• [EXTRACTED RECORDS]

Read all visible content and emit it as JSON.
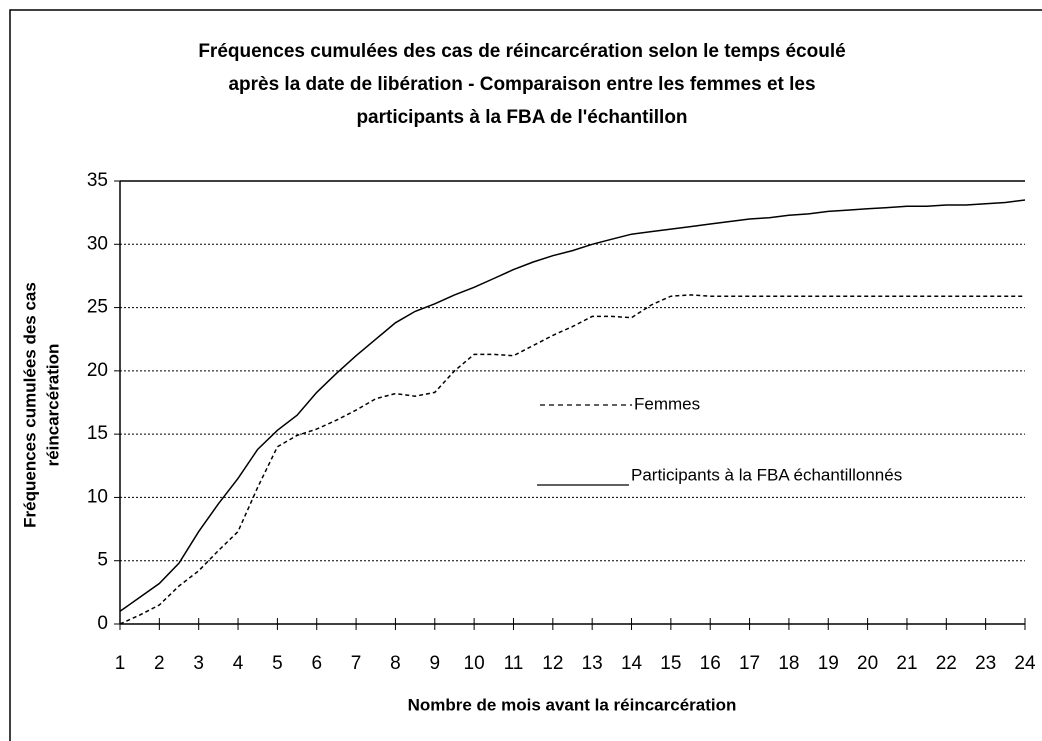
{
  "chart_data": {
    "type": "line",
    "title": [
      "Fréquences cumulées des cas de réincarcération selon le temps écoulé",
      "après la date de libération - Comparaison entre les femmes et les",
      "participants à la FBA de l'échantillon"
    ],
    "xlabel": "Nombre de mois avant la réincarcération",
    "ylabel": [
      "Fréquences cumulées des cas",
      "réincarcération"
    ],
    "x": [
      1,
      1.5,
      2,
      2.5,
      3,
      3.5,
      4,
      4.5,
      5,
      5.5,
      6,
      6.5,
      7,
      7.5,
      8,
      8.5,
      9,
      9.5,
      10,
      10.5,
      11,
      11.5,
      12,
      12.5,
      13,
      13.5,
      14,
      14.5,
      15,
      15.5,
      16,
      16.5,
      17,
      17.5,
      18,
      18.5,
      19,
      19.5,
      20,
      20.5,
      21,
      21.5,
      22,
      22.5,
      23,
      23.5,
      24
    ],
    "series": [
      {
        "name": "Femmes",
        "color": "#000000",
        "dash": true,
        "values": [
          0,
          0.7,
          1.5,
          3.0,
          4.2,
          5.8,
          7.3,
          10.8,
          14.0,
          14.9,
          15.4,
          16.1,
          16.9,
          17.8,
          18.2,
          18.0,
          18.3,
          20.0,
          21.3,
          21.3,
          21.2,
          22.0,
          22.8,
          23.5,
          24.3,
          24.3,
          24.2,
          25.2,
          25.9,
          26.0,
          25.9,
          25.9,
          25.9,
          25.9,
          25.9,
          25.9,
          25.9,
          25.9,
          25.9,
          25.9,
          25.9,
          25.9,
          25.9,
          25.9,
          25.9,
          25.9,
          25.9
        ]
      },
      {
        "name": "Participants à la FBA échantillonnés",
        "color": "#000000",
        "dash": false,
        "values": [
          1.0,
          2.1,
          3.2,
          4.8,
          7.3,
          9.5,
          11.5,
          13.8,
          15.3,
          16.5,
          18.3,
          19.8,
          21.2,
          22.5,
          23.8,
          24.7,
          25.3,
          26.0,
          26.6,
          27.3,
          28.0,
          28.6,
          29.1,
          29.5,
          30.0,
          30.4,
          30.8,
          31.0,
          31.2,
          31.4,
          31.6,
          31.8,
          32.0,
          32.1,
          32.3,
          32.4,
          32.6,
          32.7,
          32.8,
          32.9,
          33.0,
          33.0,
          33.1,
          33.1,
          33.2,
          33.3,
          33.5
        ]
      }
    ],
    "xlim": [
      1,
      24
    ],
    "xticks": [
      1,
      2,
      3,
      4,
      5,
      6,
      7,
      8,
      9,
      10,
      11,
      12,
      13,
      14,
      15,
      16,
      17,
      18,
      19,
      20,
      21,
      22,
      23,
      24
    ],
    "ylim": [
      0,
      35
    ],
    "yticks": [
      0,
      5,
      10,
      15,
      20,
      25,
      30,
      35
    ],
    "grid": true
  }
}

• [PROBLEM DETAILS]
Search the records for the string "réincarcération" and return every line in which it occurs.

• [FULL RESPONSE]
      "Fréquences cumulées des cas de réincarcération selon le temps écoulé",
    "xlabel": "Nombre de mois avant la réincarcération",
      "réincarcération"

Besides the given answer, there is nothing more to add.